#### [Do this]
Reproduce the items from the beginning through the line containing "roster-row — [82, 1221, 581, 1254]", inclusive, swapping "member-name" for "player-name" and leaving everything else unchanged.

Element-and-box listings

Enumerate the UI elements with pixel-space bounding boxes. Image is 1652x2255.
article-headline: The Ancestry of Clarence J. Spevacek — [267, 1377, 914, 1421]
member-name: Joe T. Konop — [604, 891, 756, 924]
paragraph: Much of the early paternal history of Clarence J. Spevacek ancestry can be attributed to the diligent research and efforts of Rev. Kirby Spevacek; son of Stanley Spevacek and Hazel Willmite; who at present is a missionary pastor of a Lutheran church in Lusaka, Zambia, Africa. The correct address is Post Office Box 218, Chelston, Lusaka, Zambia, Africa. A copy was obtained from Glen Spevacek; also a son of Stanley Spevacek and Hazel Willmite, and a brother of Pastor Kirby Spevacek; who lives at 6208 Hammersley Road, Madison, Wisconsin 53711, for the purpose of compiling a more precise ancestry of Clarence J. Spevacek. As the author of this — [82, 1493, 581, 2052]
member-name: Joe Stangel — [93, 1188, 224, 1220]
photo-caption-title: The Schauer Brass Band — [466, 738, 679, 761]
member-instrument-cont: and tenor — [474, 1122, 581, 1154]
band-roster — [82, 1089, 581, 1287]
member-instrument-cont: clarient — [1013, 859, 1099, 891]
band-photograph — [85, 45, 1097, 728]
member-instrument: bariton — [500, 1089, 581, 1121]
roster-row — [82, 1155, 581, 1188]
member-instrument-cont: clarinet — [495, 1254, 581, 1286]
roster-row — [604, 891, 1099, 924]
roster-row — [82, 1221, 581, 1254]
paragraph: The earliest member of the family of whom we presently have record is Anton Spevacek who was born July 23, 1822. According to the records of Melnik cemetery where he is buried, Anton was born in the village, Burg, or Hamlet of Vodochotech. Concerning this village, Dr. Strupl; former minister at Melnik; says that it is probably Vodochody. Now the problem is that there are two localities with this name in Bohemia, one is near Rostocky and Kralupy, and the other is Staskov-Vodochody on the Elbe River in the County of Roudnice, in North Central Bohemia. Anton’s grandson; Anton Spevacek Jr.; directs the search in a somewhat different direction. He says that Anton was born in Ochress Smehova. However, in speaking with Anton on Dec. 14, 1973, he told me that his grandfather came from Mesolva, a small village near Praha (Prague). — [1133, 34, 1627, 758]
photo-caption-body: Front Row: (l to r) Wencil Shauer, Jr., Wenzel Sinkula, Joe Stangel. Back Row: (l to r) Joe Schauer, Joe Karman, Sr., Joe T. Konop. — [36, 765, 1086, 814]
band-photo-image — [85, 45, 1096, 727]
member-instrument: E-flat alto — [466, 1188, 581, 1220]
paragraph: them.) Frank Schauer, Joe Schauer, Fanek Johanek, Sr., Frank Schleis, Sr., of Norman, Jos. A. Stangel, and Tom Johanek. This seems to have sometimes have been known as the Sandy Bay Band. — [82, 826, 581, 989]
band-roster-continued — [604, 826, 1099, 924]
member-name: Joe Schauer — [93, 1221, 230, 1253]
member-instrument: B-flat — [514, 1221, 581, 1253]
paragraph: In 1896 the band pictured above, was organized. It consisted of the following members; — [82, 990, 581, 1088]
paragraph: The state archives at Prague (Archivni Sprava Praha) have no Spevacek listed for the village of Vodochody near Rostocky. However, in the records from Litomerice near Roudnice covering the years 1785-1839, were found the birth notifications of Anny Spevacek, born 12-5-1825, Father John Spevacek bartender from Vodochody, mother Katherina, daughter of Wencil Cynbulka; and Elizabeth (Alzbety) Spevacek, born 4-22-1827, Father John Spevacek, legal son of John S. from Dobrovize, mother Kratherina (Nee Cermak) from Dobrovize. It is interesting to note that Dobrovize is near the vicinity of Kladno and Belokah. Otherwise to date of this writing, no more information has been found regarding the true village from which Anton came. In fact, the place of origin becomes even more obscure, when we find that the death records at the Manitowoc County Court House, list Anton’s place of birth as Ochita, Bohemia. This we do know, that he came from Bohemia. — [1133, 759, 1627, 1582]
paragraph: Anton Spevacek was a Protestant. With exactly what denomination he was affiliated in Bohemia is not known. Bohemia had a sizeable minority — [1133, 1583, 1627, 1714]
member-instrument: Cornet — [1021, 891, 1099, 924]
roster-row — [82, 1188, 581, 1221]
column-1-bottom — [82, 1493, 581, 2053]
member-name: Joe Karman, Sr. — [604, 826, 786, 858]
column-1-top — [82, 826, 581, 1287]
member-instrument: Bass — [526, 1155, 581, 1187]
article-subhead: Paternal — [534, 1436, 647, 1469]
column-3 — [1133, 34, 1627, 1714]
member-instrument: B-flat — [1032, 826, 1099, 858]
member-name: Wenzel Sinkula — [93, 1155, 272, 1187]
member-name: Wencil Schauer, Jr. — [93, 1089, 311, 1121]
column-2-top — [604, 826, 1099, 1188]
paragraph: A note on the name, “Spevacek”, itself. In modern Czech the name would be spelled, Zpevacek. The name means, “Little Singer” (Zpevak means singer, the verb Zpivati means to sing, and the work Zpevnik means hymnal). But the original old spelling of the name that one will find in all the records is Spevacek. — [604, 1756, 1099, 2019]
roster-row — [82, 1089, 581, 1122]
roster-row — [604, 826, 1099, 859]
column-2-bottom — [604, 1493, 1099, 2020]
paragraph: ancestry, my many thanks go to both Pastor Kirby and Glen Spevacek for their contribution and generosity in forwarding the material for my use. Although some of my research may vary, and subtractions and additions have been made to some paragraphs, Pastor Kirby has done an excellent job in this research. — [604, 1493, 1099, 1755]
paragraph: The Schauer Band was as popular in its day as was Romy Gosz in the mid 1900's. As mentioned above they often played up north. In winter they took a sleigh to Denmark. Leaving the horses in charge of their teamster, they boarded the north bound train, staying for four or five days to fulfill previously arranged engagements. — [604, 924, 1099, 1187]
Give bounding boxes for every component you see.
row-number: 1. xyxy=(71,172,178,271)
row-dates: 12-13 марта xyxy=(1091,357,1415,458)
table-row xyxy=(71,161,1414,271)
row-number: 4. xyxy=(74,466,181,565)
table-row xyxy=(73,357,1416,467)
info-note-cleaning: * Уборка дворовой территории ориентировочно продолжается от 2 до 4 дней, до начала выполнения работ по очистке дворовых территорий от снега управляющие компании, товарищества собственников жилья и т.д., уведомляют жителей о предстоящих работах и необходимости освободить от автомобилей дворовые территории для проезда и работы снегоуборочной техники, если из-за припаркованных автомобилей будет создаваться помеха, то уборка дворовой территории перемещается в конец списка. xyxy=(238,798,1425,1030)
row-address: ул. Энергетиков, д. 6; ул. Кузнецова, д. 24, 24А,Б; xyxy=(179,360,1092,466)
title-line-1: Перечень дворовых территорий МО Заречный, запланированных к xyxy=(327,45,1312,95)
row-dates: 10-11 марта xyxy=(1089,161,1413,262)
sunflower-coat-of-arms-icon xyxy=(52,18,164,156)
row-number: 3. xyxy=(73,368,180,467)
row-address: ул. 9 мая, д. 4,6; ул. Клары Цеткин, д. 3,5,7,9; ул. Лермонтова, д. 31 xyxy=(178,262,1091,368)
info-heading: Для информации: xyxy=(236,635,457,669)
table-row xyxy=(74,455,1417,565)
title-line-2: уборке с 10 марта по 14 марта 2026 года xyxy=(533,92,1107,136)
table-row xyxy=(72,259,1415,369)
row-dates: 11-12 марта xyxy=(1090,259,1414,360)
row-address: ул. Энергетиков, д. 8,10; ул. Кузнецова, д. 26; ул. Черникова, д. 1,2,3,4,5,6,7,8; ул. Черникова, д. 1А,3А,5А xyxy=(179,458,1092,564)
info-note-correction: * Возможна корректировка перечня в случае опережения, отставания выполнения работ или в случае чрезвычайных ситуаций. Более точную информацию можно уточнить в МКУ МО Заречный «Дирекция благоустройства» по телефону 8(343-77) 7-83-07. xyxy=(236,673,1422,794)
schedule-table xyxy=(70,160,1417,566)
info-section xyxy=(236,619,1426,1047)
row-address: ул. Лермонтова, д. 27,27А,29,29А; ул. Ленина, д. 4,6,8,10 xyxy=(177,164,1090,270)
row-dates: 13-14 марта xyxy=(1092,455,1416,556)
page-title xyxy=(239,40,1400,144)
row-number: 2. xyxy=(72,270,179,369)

#### [Task output]
Enumerate the UI elements with pixel-space bounding boxes. Image is 1652x2255.
article-headline: The Ancestry of Clarence J. Spevacek — [267, 1377, 914, 1421]
player-name: Joe T. Konop — [604, 891, 756, 924]
paragraph: Much of the early paternal history of Clarence J. Spevacek ancestry can be attributed to the diligent research and efforts of Rev. Kirby Spevacek; son of Stanley Spevacek and Hazel Willmite; who at present is a missionary pastor of a Lutheran church in Lusaka, Zambia, Africa. The correct address is Post Office Box 218, Chelston, Lusaka, Zambia, Africa. A copy was obtained from Glen Spevacek; also a son of Stanley Spevacek and Hazel Willmite, and a brother of Pastor Kirby Spevacek; who lives at 6208 Hammersley Road, Madison, Wisconsin 53711, for the purpose of compiling a more precise ancestry of Clarence J. Spevacek. As the author of this — [82, 1493, 581, 2052]
player-name: Joe Stangel — [93, 1188, 224, 1220]
photo-caption-title: The Schauer Brass Band — [466, 738, 679, 761]
member-instrument-cont: and tenor — [474, 1122, 581, 1154]
band-roster — [82, 1089, 581, 1287]
member-instrument-cont: clarient — [1013, 859, 1099, 891]
band-photograph — [85, 45, 1097, 728]
member-instrument: bariton — [500, 1089, 581, 1121]
roster-row — [82, 1155, 581, 1188]
member-instrument-cont: clarinet — [495, 1254, 581, 1286]
roster-row — [604, 891, 1099, 924]
roster-row — [82, 1221, 581, 1254]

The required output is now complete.